─── TEXTE À LIRE ───

Dans notre monde occidental où des poules rousses « normalisées », issues de couveuses géantes, vivant dans un environnement industrialisé pour juste donner leurs oeufs et leur chair, ces choses-là n’existent pas !
Dans nos villes, nos cités, nos lotissements où les poules sont parfois tolérées mais pas le chant du coq, ces choses-là n’arrivent pas !
Dans des coins de campagne reculés, heureusement, vivent des poules et des coqs au diapason avec la nature. Et nous, humains, avons alors la chance de nous émerveiller devant le miracle du Vivant.
Une poule de réforme, nommée Poulette, seule rescapée d’un lot de six, y vivait sa paisible retraite.

───

▸ À FAIRE
- a) Relevez les trois lieux habités que cite la deuxième phrase du texte sur les poules.
- b) Recopiez le passage du texte sur les poules compris entre "Dans nos villes, nos" et "sa paisible retraite.", ces deux bornes incluses.
- c) Donnez la suite du texte sur les poules à partir de sa dernière phrase.
Les enregistrements forment un ensemble à part, sans lien avec le texte sur les poules.

─── ENREGISTREMENTS LISTÉS ───

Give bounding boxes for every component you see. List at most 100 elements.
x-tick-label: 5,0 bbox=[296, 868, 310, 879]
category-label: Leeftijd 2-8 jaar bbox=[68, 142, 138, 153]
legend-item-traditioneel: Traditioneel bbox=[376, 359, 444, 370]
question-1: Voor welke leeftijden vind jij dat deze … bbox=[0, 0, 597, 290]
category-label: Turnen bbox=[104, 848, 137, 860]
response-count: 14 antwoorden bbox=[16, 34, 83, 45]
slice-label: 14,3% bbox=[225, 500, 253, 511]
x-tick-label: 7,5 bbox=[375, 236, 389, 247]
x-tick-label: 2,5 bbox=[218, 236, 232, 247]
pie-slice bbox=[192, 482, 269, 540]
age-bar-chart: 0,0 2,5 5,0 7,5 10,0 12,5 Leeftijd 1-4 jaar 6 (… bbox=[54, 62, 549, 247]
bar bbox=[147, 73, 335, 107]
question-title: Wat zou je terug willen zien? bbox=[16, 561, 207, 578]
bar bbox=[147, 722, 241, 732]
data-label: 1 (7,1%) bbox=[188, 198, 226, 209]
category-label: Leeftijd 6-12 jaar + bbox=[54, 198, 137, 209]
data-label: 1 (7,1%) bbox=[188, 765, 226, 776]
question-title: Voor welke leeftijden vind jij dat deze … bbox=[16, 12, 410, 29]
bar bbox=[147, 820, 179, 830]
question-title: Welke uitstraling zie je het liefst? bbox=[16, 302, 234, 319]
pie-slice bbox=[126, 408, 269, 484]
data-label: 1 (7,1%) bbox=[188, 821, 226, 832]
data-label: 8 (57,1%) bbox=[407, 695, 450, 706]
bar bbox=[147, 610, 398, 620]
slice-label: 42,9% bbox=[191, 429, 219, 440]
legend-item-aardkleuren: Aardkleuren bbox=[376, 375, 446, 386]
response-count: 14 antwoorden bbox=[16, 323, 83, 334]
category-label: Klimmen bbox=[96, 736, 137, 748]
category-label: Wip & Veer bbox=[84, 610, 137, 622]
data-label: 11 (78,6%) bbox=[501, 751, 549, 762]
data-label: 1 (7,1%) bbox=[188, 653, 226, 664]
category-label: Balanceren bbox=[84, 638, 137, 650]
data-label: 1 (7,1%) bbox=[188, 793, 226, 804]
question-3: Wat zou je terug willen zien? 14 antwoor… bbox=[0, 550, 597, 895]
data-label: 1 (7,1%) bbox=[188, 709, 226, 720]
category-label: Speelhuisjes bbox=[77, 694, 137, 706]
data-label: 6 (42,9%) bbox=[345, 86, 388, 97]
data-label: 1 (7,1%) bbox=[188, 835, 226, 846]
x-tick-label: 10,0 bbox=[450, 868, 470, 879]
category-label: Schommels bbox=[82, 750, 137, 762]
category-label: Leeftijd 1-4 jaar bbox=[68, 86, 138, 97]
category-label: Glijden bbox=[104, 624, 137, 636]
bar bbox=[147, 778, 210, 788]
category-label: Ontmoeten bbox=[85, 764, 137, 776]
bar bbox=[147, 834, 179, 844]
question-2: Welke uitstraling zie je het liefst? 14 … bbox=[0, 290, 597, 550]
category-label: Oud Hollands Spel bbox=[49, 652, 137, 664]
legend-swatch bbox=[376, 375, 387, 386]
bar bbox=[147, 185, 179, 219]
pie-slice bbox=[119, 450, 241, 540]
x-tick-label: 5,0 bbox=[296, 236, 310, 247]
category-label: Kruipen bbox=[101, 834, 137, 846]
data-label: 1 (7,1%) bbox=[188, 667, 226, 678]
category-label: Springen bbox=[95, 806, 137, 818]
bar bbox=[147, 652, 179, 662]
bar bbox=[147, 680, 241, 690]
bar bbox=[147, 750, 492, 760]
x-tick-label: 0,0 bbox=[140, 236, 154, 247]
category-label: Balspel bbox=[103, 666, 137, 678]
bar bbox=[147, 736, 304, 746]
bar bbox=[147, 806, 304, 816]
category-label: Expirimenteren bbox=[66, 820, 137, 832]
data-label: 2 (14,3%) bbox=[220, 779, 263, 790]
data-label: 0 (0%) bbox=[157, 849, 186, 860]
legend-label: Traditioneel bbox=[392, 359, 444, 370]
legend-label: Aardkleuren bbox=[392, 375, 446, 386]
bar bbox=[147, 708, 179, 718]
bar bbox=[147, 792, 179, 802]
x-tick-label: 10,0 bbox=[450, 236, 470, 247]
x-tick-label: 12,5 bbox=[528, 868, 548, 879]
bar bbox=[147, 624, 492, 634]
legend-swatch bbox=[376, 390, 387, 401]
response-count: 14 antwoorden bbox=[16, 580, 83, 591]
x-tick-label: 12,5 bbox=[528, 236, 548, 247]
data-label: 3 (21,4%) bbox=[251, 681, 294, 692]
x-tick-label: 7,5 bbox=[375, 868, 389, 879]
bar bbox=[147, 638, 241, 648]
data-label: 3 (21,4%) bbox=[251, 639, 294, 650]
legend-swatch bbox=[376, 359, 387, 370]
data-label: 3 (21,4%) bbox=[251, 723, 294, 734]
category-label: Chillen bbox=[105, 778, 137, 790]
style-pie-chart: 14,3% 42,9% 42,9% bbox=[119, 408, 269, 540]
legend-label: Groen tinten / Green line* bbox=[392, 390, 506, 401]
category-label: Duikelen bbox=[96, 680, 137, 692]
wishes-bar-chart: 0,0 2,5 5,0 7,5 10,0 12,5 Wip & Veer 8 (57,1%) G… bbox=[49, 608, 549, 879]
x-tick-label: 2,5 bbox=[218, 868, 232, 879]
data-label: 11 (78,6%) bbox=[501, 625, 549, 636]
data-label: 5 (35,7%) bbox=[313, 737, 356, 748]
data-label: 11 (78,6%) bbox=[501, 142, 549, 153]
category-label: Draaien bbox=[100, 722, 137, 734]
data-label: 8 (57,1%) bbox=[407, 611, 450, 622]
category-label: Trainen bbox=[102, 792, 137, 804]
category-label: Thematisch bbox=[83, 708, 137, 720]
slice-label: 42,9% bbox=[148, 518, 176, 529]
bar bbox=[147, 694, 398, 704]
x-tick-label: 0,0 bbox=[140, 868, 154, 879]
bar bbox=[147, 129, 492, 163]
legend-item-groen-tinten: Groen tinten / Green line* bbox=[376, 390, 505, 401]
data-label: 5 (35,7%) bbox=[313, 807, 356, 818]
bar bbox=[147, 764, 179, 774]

───

▸ RÉPONSES DONNÉES
- a) villes, cités, lotissements

- b)
Dans nos villes, nos cités, nos lotissements où les poules sont parfois tolérées mais pas le chant du coq, ces choses-là n’arrivent pas !
Dans des coins de campagne reculés, heureusement, vivent des poules et des coqs au diapason avec la nature. Et nous, humains, avons alors la chance de nous émerveiller devant le miracle du Vivant.
Une poule de réforme, nommée Poulette, seule rescapée d’un lot de six, y vivait sa paisible retraite.

- c)
A l’automne, Pierre-André est allé chercher un coq que nous avons baptisé Julio (Iglesias) pour son chant, Mademoiselle Jeanne (Manson), la starlette capricieuse à souhait et Bip-Bip, une poulette qui zigzaguait à une vitesse folle dès que nous entrions dans le poulailler. Le trio lui avait été cédé par des personnes ne souhaitant plus s’en occuper.
Bip-Bip et Jeanne se sont mises à pondre fin décembre. Julio est devenu un beau coq, fier, chantant haut et clair et faisant une cour effrénée à ces dames.
A la mi-mars, Bip-Bip s’est posée sur son nid pour ne plus en bouger. Imperturbable malgré les ouvertures bi-quotidiennes du poulailler, elle était là comme statufiée. Ce changement radical de comportement était plus que surprenant ; nous avons alors pris l’habitude de lui caresser la tête pour la faire réagir et être ainsi sûrs qu’elle était encore en vie.
Dans l’intervalle, il a fallu bricolé une poussinière : un abri et un enclos adaptés.
Vingt et un jours plus tard, toujours rien. Comme la maman était, exceptionnellement sortie prendre l’air et se dégourdir les pattes, je suis allée voir son nid. Et là, consternation ! Elle couvait dix-sept oeufs ! Autrement dit, mission impossible pour une poule naine. Elle avait récupéré tous les oeufs que ses consoeurs avaient pondus à proximité.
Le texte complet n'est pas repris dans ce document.